■ WORK TO DO ■
Without skipping anything, write out each record below exactly.

■ STORED DATA ■
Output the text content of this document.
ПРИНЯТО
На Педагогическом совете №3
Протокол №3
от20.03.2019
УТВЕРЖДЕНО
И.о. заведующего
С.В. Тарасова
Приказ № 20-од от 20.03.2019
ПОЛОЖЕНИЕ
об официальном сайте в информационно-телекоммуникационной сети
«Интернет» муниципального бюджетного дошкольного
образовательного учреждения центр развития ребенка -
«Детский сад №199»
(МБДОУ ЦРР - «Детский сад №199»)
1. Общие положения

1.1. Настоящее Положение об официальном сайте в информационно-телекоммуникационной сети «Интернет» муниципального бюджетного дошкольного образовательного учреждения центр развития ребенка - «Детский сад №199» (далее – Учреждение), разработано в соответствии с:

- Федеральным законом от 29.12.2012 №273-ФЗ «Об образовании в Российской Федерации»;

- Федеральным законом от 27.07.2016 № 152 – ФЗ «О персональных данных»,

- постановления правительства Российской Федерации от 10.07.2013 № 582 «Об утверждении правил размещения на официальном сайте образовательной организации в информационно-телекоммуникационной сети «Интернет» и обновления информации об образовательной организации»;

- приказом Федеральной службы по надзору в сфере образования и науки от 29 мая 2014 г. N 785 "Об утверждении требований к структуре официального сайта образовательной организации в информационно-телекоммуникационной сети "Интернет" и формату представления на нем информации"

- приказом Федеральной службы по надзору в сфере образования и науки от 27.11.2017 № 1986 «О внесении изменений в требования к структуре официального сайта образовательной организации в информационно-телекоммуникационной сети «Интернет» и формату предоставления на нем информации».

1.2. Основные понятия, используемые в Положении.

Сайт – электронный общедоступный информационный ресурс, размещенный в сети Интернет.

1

■ EXPECTED ANSWER ■
Output the text content of this document.
ПРИНЯТО
На Педагогическом совете №3
Протокол №3
от20.03.2019
УТВЕРЖДЕНО
И.о. заведующего
С.В. Тарасова
Приказ № 20-од от 20.03.2019
ПОЛОЖЕНИЕ
об официальном сайте в информационно-телекоммуникационной сети
«Интернет» муниципального бюджетного дошкольного
образовательного учреждения центр развития ребенка -
«Детский сад №199»
(МБДОУ ЦРР - «Детский сад №199»)
1. Общие положения

1.1. Настоящее Положение об официальном сайте в информационно-телекоммуникационной сети «Интернет» муниципального бюджетного дошкольного образовательного учреждения центр развития ребенка - «Детский сад №199» (далее – Учреждение), разработано в соответствии с:

- Федеральным законом от 29.12.2012 №273-ФЗ «Об образовании в Российской Федерации»;

- Федеральным законом от 27.07.2016 № 152 – ФЗ «О персональных данных»,

- постановления правительства Российской Федерации от 10.07.2013 № 582 «Об утверждении правил размещения на официальном сайте образовательной организации в информационно-телекоммуникационной сети «Интернет» и обновления информации об образовательной организации»;

- приказом Федеральной службы по надзору в сфере образования и науки от 29 мая 2014 г. N 785 "Об утверждении требований к структуре официального сайта образовательной организации в информационно-телекоммуникационной сети "Интернет" и формату представления на нем информации"

- приказом Федеральной службы по надзору в сфере образования и науки от 27.11.2017 № 1986 «О внесении изменений в требования к структуре официального сайта образовательной организации в информационно-телекоммуникационной сети «Интернет» и формату предоставления на нем информации».

1.2. Основные понятия, используемые в Положении.

Сайт – электронный общедоступный информационный ресурс, размещенный в сети Интернет.

1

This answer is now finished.